## start Given records

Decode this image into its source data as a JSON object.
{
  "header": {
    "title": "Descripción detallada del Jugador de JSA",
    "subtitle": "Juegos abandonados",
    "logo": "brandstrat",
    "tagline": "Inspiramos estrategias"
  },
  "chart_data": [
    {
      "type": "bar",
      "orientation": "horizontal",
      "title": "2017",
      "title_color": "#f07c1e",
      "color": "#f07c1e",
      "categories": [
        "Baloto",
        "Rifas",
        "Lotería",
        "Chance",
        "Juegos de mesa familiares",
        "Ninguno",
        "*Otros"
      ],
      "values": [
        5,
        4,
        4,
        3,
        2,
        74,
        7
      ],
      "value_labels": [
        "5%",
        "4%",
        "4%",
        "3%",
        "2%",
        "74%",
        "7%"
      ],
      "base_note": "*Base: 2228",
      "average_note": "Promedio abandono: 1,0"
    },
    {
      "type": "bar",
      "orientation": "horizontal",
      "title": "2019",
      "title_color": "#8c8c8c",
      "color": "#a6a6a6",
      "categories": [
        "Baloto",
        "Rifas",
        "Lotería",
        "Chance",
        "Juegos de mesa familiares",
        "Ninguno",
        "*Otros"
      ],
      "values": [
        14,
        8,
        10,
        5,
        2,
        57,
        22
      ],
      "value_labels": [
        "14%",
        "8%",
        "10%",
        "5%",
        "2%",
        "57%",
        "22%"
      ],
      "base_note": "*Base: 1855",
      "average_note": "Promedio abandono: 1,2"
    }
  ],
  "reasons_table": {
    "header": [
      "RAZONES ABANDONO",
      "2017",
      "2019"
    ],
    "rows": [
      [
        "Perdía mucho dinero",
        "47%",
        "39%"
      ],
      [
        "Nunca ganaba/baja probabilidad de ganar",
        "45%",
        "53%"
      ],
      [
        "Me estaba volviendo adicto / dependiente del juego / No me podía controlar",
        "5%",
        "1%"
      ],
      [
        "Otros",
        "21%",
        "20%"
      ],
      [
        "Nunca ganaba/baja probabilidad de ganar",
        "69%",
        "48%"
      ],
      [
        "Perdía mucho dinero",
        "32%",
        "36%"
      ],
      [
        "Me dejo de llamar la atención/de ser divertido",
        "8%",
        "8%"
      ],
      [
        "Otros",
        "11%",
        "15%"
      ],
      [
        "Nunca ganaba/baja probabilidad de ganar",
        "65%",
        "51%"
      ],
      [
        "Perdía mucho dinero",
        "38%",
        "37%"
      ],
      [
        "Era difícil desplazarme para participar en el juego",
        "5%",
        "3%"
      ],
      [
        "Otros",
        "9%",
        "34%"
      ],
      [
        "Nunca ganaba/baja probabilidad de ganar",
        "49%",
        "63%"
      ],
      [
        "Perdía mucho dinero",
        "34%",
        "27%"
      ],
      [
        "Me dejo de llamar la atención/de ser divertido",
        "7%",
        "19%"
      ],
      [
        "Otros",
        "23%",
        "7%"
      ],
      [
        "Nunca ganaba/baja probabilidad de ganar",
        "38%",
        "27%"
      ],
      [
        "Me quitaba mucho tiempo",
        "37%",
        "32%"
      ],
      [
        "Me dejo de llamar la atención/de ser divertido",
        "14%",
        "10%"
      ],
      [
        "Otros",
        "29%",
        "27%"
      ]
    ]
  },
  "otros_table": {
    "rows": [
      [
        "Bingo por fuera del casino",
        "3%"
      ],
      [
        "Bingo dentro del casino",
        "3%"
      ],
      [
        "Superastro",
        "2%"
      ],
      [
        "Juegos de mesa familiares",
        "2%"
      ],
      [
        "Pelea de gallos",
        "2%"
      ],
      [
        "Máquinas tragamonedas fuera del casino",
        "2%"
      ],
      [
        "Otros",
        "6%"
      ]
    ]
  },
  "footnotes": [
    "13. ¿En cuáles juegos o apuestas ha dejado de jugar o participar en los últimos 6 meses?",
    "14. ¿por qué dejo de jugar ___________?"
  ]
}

## end Given records

• **Direction**:
Copy every line that contains the string "Bingo".

• **Answer below**:
        "Bingo por fuera del casino",
        "Bingo dentro del casino",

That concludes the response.